── DATA PROVIDED ──

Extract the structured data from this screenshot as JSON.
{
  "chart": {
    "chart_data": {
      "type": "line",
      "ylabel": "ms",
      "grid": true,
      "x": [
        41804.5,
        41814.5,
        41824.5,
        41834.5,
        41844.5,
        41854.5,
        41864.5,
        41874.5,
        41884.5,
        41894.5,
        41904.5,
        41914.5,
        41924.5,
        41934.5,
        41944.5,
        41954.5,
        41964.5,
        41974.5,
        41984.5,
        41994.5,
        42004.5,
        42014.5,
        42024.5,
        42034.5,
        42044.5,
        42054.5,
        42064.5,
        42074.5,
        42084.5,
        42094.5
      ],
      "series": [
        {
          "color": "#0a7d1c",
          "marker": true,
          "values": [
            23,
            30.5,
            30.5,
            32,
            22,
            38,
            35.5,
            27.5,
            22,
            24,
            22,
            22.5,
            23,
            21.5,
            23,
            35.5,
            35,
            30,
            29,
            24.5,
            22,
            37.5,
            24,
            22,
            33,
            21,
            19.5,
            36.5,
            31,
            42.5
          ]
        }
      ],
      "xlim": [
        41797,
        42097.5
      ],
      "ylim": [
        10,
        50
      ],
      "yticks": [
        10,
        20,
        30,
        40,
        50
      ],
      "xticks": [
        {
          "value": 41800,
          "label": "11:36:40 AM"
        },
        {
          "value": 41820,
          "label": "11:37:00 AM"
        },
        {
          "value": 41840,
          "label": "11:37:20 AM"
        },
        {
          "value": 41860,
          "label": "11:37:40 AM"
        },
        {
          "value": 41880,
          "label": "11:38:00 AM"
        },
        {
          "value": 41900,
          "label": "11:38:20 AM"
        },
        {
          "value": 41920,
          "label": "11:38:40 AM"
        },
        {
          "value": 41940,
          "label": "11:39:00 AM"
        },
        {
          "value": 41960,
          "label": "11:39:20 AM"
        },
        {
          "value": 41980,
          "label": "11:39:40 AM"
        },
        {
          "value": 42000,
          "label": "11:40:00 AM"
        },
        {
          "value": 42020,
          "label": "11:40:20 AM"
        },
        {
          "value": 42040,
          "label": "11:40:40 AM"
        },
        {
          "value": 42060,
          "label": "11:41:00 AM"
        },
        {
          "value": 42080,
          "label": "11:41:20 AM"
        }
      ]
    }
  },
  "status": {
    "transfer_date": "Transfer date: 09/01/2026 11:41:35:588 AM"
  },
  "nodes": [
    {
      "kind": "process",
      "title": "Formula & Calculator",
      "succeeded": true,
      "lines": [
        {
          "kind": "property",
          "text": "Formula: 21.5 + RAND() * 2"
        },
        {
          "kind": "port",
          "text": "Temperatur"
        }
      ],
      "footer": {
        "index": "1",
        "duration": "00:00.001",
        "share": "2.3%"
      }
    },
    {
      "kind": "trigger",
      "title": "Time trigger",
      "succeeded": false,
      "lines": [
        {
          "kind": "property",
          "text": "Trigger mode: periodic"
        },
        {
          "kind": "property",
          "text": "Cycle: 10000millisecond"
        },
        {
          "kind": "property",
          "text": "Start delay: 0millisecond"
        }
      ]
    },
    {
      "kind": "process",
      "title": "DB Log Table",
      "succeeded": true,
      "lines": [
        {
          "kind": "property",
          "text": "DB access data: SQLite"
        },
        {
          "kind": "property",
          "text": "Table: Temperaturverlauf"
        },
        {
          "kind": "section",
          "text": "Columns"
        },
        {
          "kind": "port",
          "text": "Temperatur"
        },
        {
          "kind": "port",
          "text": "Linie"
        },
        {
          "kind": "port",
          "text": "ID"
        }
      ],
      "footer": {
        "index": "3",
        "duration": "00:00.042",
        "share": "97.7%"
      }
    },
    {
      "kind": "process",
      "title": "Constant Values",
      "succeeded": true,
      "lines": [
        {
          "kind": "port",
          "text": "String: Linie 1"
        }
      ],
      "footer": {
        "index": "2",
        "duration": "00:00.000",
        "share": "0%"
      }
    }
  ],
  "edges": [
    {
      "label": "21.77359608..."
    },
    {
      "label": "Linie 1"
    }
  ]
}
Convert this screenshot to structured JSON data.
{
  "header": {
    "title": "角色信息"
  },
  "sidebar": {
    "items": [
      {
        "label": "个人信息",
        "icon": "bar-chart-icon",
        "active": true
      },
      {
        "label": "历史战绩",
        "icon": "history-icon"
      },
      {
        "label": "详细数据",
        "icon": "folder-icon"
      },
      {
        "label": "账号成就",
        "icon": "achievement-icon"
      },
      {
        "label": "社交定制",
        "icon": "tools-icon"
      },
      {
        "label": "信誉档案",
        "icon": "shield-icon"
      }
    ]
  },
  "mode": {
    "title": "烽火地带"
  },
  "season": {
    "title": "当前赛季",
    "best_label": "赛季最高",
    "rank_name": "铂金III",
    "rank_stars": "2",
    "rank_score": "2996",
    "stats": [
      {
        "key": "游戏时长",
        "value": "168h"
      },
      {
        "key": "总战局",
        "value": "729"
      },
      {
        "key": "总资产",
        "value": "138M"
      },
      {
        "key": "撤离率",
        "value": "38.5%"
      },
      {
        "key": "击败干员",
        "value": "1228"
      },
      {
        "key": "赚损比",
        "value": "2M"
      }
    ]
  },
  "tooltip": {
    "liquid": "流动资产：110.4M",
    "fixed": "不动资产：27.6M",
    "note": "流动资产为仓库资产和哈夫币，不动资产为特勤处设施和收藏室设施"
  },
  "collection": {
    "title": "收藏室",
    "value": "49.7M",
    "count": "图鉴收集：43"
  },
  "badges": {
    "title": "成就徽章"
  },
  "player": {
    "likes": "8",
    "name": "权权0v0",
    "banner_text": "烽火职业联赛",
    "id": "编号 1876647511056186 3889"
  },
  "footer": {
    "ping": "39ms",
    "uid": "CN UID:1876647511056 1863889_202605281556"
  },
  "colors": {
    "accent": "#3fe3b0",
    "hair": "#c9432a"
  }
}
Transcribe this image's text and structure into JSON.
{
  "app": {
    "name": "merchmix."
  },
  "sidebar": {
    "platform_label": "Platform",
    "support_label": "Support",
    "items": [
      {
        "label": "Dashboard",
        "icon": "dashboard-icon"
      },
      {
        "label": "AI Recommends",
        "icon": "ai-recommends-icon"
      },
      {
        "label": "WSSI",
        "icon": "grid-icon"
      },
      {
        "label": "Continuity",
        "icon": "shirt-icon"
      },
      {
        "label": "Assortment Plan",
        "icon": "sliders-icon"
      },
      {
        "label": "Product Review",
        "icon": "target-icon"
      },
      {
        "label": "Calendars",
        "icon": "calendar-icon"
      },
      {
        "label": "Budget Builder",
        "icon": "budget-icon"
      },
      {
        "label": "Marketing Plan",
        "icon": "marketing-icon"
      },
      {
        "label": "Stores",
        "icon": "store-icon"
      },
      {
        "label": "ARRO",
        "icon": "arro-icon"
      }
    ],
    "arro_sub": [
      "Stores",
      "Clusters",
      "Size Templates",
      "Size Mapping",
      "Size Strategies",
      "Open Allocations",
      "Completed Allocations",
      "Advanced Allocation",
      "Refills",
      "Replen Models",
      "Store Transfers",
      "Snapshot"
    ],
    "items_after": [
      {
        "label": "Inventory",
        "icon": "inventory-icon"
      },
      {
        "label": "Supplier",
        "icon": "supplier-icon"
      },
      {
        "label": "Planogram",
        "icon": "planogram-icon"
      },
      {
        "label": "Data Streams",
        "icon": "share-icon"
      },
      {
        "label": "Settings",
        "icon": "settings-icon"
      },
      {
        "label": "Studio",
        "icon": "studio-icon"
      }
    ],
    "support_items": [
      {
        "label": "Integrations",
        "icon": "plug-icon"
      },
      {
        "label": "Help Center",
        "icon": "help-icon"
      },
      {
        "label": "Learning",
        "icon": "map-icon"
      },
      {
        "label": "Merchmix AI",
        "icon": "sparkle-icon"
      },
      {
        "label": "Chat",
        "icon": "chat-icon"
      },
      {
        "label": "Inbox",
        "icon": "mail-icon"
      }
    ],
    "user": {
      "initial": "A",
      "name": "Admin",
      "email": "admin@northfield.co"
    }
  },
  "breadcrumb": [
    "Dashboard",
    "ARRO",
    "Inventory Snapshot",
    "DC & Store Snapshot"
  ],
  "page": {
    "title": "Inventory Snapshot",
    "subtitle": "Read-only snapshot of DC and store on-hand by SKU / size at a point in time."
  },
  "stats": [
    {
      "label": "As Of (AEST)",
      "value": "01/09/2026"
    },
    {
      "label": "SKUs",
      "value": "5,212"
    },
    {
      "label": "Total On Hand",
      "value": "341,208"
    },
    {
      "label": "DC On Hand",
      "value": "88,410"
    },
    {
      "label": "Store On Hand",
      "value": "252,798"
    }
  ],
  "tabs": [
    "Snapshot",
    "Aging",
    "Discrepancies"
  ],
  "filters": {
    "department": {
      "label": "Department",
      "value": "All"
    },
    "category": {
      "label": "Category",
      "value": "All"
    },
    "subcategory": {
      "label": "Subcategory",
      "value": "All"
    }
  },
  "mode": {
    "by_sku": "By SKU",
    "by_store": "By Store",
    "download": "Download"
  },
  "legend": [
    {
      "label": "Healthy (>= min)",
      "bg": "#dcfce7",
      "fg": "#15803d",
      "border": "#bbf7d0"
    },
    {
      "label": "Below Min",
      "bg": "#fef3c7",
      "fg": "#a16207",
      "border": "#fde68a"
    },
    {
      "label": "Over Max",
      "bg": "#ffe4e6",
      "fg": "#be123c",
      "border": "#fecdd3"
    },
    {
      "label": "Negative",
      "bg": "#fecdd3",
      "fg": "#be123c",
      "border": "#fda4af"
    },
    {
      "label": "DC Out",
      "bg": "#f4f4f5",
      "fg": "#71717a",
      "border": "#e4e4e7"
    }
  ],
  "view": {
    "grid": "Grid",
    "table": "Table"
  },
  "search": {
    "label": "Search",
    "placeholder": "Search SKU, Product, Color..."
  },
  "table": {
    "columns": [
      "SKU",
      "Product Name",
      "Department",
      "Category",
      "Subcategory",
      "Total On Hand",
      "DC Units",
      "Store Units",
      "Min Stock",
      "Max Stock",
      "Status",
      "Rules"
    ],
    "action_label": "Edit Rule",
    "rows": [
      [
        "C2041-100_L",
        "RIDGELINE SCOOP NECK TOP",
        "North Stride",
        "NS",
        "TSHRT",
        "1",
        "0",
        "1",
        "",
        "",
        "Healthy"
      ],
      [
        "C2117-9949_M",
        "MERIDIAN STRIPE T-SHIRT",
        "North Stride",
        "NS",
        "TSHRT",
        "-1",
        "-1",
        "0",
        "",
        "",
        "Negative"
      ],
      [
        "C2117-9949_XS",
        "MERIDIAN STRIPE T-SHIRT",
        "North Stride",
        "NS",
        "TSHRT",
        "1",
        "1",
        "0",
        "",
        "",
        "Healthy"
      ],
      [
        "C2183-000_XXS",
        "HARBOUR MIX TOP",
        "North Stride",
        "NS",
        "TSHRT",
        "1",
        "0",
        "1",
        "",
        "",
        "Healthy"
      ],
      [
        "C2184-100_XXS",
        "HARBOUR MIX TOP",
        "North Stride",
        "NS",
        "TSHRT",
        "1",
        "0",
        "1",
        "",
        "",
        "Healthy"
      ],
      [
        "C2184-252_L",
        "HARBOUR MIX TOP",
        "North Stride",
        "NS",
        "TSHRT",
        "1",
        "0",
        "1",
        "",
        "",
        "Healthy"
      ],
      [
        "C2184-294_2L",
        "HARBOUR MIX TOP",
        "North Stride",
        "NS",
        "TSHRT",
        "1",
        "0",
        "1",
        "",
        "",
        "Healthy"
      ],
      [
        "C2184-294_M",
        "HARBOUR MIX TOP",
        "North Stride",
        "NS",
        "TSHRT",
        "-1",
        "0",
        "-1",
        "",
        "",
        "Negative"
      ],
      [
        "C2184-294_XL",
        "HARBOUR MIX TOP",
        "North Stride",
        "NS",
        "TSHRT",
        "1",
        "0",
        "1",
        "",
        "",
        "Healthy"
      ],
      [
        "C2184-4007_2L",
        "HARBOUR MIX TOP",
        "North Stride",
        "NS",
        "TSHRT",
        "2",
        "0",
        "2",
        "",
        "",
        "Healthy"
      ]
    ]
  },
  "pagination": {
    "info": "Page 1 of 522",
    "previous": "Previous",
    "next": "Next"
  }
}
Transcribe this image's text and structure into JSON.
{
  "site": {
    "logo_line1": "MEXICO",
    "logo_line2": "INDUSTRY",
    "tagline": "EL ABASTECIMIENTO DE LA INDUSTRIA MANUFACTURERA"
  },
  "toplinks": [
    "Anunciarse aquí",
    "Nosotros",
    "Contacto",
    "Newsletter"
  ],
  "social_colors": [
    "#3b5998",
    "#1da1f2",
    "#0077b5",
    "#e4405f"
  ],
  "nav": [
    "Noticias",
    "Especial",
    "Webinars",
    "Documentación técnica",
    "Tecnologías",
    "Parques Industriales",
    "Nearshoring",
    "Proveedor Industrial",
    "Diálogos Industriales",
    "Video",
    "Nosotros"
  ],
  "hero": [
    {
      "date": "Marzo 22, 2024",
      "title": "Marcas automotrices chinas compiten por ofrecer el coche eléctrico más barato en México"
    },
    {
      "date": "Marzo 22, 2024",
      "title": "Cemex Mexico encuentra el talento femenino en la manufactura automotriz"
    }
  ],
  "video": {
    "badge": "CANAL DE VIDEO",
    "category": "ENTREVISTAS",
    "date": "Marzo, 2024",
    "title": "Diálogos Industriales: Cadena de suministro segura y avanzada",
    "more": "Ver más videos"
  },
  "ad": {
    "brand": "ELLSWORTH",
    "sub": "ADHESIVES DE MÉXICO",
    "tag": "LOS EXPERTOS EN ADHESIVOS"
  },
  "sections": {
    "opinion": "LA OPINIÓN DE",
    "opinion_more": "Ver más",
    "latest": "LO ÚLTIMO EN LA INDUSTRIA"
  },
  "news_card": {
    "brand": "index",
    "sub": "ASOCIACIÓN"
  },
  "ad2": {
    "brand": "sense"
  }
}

───

▶ [THE PROBLEM]:
Look for the word "Allocations" in every line of the listing and copy the lines that have it.

▶ [WRITTEN ANSWER]:
      "Open Allocations",
      "Completed Allocations",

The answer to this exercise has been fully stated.